Copy the rows from the line holding "x-tick-label: 1956: [872, 250, 901, 265]" through the line holding "x-tick-label: 1956: [872, 880, 901, 895]", both included, changing "data-point" to "marker" and keeping everything else the same. Give only those lines.

_DATASET EXTRACT_
▬▬▬
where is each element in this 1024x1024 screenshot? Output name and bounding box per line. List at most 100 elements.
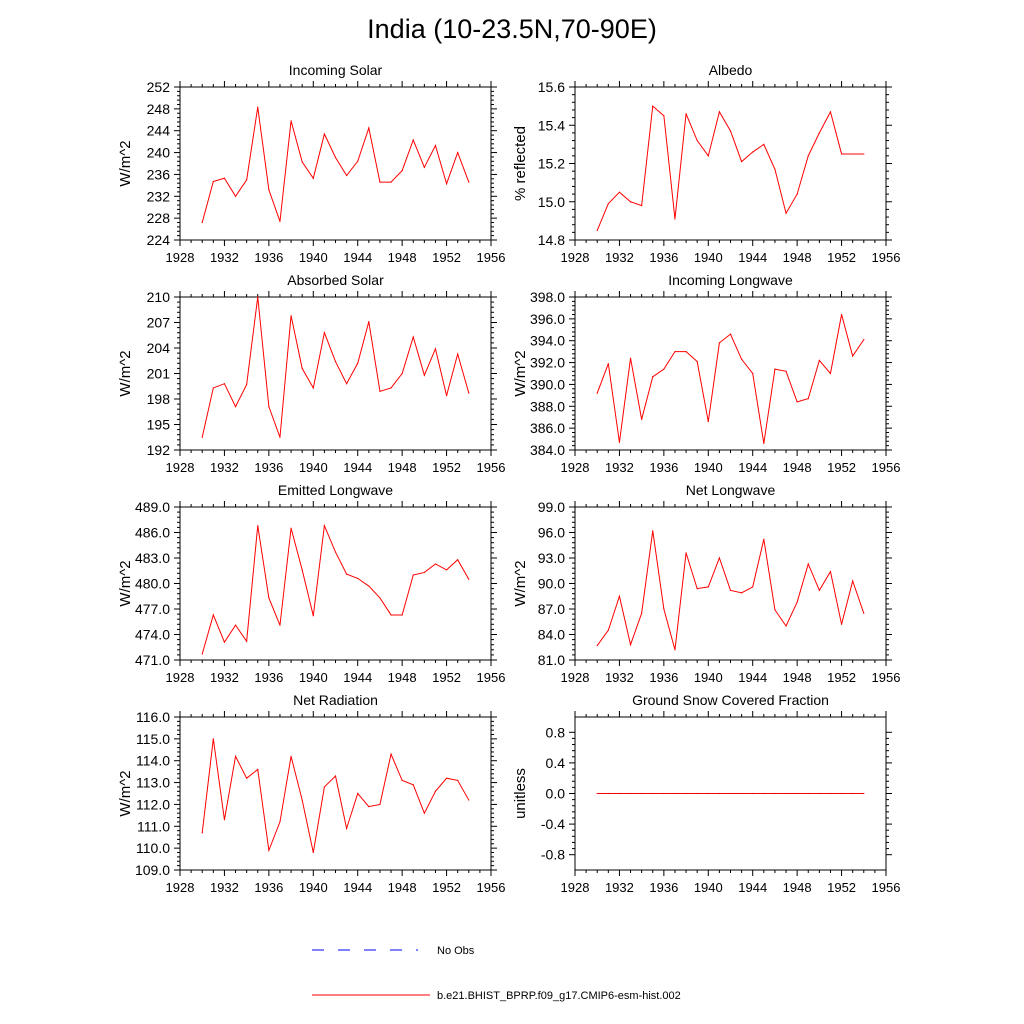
x-tick-label: 1956: [872, 250, 901, 265]
y-tick-label: 480.0: [135, 576, 170, 592]
panel-emitted-longwave: Emitted Longwave W/m^2 1928 1932 1936 1940 194…: [117, 482, 505, 685]
y-tick-label: 390.0: [530, 376, 565, 392]
data-point: [412, 336, 414, 338]
data-point: [618, 792, 621, 795]
data-point: [729, 130, 732, 132]
x-tick-label: 1928: [166, 250, 195, 265]
y-tick-label: 93.0: [538, 550, 565, 566]
x-tick-label: 1928: [166, 670, 195, 685]
data-point: [785, 625, 787, 627]
data-point: [223, 177, 226, 179]
x-tick-label: 1932: [605, 460, 634, 475]
x-tick-label: 1944: [738, 880, 767, 895]
data-point: [434, 144, 437, 147]
x-tick-label: 1952: [432, 250, 461, 265]
data-point: [741, 792, 743, 795]
y-tick-label: 198: [147, 391, 171, 407]
data-point: [234, 755, 237, 757]
data-point: [840, 153, 843, 155]
y-tick-label: 81.0: [538, 652, 565, 668]
data-point: [268, 406, 270, 408]
data-point: [412, 139, 414, 141]
legend: No Obs b.e21.BHIST_BPRP.f09_g17.CMIP6-es…: [312, 945, 681, 1002]
data-point: [423, 571, 425, 574]
data-point: [445, 395, 448, 397]
data-point: [334, 775, 337, 777]
data-point: [707, 792, 709, 795]
data-point: [807, 398, 809, 400]
x-tick-label: 1936: [254, 460, 283, 475]
y-tick-label: 228: [147, 210, 171, 226]
x-tick-label: 1944: [738, 670, 767, 685]
data-point: [468, 578, 470, 580]
panel-incoming-solar: Incoming Solar W/m^2 1928 1932 1936 1940 1944 1…: [117, 62, 505, 265]
x-tick-label: 1956: [872, 880, 901, 895]
y-tick-label: 248: [147, 101, 171, 117]
data-point: [212, 614, 214, 616]
panel-net-longwave: Net Longwave W/m^2 1928 1932 1936 1940 1944 194…: [512, 482, 900, 685]
data-point: [807, 155, 809, 157]
data-point: [763, 442, 765, 445]
data-point: [752, 151, 754, 153]
data-point: [674, 218, 676, 220]
data-point: [674, 351, 676, 353]
x-tick-label: 1948: [783, 670, 812, 685]
data-point: [629, 644, 632, 646]
y-tick-label: 486.0: [135, 525, 170, 541]
x-tick-label: 1928: [166, 880, 195, 895]
series-line: [201, 523, 470, 655]
data-point: [246, 383, 248, 386]
y-tick-label: 84.0: [538, 627, 565, 643]
data-point: [652, 530, 654, 532]
data-point: [596, 792, 598, 795]
data-point: [357, 577, 359, 580]
panel-absorbed-solar: Absorbed Solar W/m^2 1928 1932 1936 1940 1944 1…: [117, 272, 505, 475]
y-tick-label: 240: [147, 145, 171, 161]
y-tick-label: 109.0: [135, 862, 170, 878]
y-tick-label: 236: [147, 166, 171, 182]
data-point: [685, 792, 687, 795]
plot-frame: [574, 86, 887, 241]
data-point: [641, 418, 643, 420]
panel-title: Absorbed Solar: [287, 272, 384, 288]
x-tick-label: 1952: [827, 880, 856, 895]
y-tick-label: 192: [147, 442, 171, 458]
data-point: [718, 557, 720, 559]
series-line: [201, 738, 470, 853]
data-point: [685, 351, 687, 353]
data-point: [629, 792, 632, 795]
data-point: [290, 755, 292, 757]
data-point: [752, 792, 754, 795]
data-point: [434, 790, 437, 792]
data-point: [312, 615, 314, 617]
data-point: [412, 784, 414, 786]
data-point: [663, 608, 665, 610]
data-point: [201, 436, 203, 438]
data-point: [607, 792, 609, 795]
data-point: [223, 641, 226, 643]
data-point: [729, 333, 732, 335]
data-point: [423, 166, 425, 168]
data-point: [390, 753, 392, 755]
x-tick-label: 1936: [649, 880, 678, 895]
data-point: [607, 629, 609, 631]
data-point: [685, 552, 687, 554]
data-point: [323, 133, 325, 135]
data-point: [401, 779, 403, 781]
data-point: [774, 168, 776, 170]
x-tick-label: 1948: [388, 460, 417, 475]
x-tick-label: 1952: [432, 460, 461, 475]
data-point: [212, 180, 214, 183]
data-point: [707, 586, 709, 588]
data-point: [674, 792, 676, 795]
panel-title: Net Radiation: [293, 692, 378, 708]
y-tick-label: 474.0: [135, 627, 170, 643]
data-point: [390, 614, 392, 616]
data-point: [774, 792, 776, 795]
x-tick-label: 1932: [605, 670, 634, 685]
data-point: [852, 153, 854, 155]
y-tick-label: 471.0: [135, 652, 170, 668]
data-point: [652, 376, 654, 378]
x-tick-label: 1952: [432, 670, 461, 685]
▬▬▬
_OUTPUT FOR THIS TASK_
x-tick-label: 1956: [872, 250, 901, 265]
y-tick-label: 480.0: [135, 576, 170, 592]
panel-emitted-longwave: Emitted Longwave W/m^2 1928 1932 1936 1940 194…: [117, 482, 505, 685]
y-tick-label: 390.0: [530, 376, 565, 392]
marker: [412, 336, 414, 338]
marker: [618, 792, 621, 795]
marker: [729, 130, 732, 132]
x-tick-label: 1928: [166, 250, 195, 265]
y-tick-label: 93.0: [538, 550, 565, 566]
x-tick-label: 1928: [166, 670, 195, 685]
marker: [785, 625, 787, 627]
marker: [223, 177, 226, 179]
x-tick-label: 1932: [605, 460, 634, 475]
x-tick-label: 1944: [738, 880, 767, 895]
marker: [434, 144, 437, 147]
x-tick-label: 1952: [432, 250, 461, 265]
marker: [741, 792, 743, 795]
y-tick-label: 198: [147, 391, 171, 407]
marker: [234, 755, 237, 757]
marker: [840, 153, 843, 155]
y-tick-label: 81.0: [538, 652, 565, 668]
marker: [268, 406, 270, 408]
marker: [412, 139, 414, 141]
legend: No Obs b.e21.BHIST_BPRP.f09_g17.CMIP6-es…: [312, 945, 681, 1002]
marker: [423, 571, 425, 574]
marker: [445, 395, 448, 397]
marker: [334, 775, 337, 777]
marker: [707, 792, 709, 795]
marker: [807, 398, 809, 400]
x-tick-label: 1936: [254, 460, 283, 475]
y-tick-label: 228: [147, 210, 171, 226]
x-tick-label: 1944: [738, 670, 767, 685]
marker: [468, 578, 470, 580]
panel-incoming-solar: Incoming Solar W/m^2 1928 1932 1936 1940 1944 1…: [117, 62, 505, 265]
x-tick-label: 1956: [872, 880, 901, 895]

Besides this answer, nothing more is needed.